YOUR OBJECTIVE: Reproduce all entries precisely, down to the last character.

Records that describe figures
************

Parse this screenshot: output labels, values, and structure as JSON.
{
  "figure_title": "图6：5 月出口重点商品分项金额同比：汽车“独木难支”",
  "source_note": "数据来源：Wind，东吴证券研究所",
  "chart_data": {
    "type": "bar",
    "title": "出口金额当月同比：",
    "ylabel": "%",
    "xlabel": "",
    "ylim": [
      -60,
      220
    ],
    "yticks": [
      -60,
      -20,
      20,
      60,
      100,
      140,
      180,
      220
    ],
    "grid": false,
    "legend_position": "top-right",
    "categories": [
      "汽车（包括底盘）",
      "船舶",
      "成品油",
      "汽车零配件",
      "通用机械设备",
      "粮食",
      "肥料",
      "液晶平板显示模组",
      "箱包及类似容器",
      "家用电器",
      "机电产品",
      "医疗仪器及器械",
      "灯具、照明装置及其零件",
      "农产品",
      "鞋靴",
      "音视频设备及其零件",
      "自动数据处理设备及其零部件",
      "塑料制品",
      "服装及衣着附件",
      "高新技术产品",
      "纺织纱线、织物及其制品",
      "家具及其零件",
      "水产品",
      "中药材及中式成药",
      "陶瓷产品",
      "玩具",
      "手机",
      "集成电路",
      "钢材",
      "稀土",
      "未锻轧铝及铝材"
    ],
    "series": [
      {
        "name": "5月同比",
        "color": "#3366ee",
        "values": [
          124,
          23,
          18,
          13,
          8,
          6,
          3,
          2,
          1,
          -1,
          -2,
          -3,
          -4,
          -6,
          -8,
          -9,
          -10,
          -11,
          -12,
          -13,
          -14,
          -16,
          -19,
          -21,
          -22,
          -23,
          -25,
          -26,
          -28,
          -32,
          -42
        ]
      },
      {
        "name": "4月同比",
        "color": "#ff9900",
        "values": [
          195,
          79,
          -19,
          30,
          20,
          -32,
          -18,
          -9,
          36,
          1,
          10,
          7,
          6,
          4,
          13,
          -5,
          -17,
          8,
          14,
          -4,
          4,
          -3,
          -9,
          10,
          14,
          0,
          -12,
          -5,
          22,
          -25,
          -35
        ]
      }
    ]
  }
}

************

THE REPLY:
Parse this screenshot: output labels, values, and structure as JSON.
{
  "figure_title": "图6：5 月出口重点商品分项金额同比：汽车“独木难支”",
  "source_note": "数据来源：Wind，东吴证券研究所",
  "chart_data": {
    "type": "bar",
    "title": "出口金额当月同比：",
    "ylabel": "%",
    "xlabel": "",
    "ylim": [
      -60,
      220
    ],
    "yticks": [
      -60,
      -20,
      20,
      60,
      100,
      140,
      180,
      220
    ],
    "grid": false,
    "legend_position": "top-right",
    "categories": [
      "汽车（包括底盘）",
      "船舶",
      "成品油",
      "汽车零配件",
      "通用机械设备",
      "粮食",
      "肥料",
      "液晶平板显示模组",
      "箱包及类似容器",
      "家用电器",
      "机电产品",
      "医疗仪器及器械",
      "灯具、照明装置及其零件",
      "农产品",
      "鞋靴",
      "音视频设备及其零件",
      "自动数据处理设备及其零部件",
      "塑料制品",
      "服装及衣着附件",
      "高新技术产品",
      "纺织纱线、织物及其制品",
      "家具及其零件",
      "水产品",
      "中药材及中式成药",
      "陶瓷产品",
      "玩具",
      "手机",
      "集成电路",
      "钢材",
      "稀土",
      "未锻轧铝及铝材"
    ],
    "series": [
      {
        "name": "5月同比",
        "color": "#3366ee",
        "values": [
          124,
          23,
          18,
          13,
          8,
          6,
          3,
          2,
          1,
          -1,
          -2,
          -3,
          -4,
          -6,
          -8,
          -9,
          -10,
          -11,
          -12,
          -13,
          -14,
          -16,
          -19,
          -21,
          -22,
          -23,
          -25,
          -26,
          -28,
          -32,
          -42
        ]
      },
      {
        "name": "4月同比",
        "color": "#ff9900",
        "values": [
          195,
          79,
          -19,
          30,
          20,
          -32,
          -18,
          -9,
          36,
          1,
          10,
          7,
          6,
          4,
          13,
          -5,
          -17,
          8,
          14,
          -4,
          4,
          -3,
          -9,
          10,
          14,
          0,
          -12,
          -5,
          22,
          -25,
          -35
        ]
      }
    ]
  }
}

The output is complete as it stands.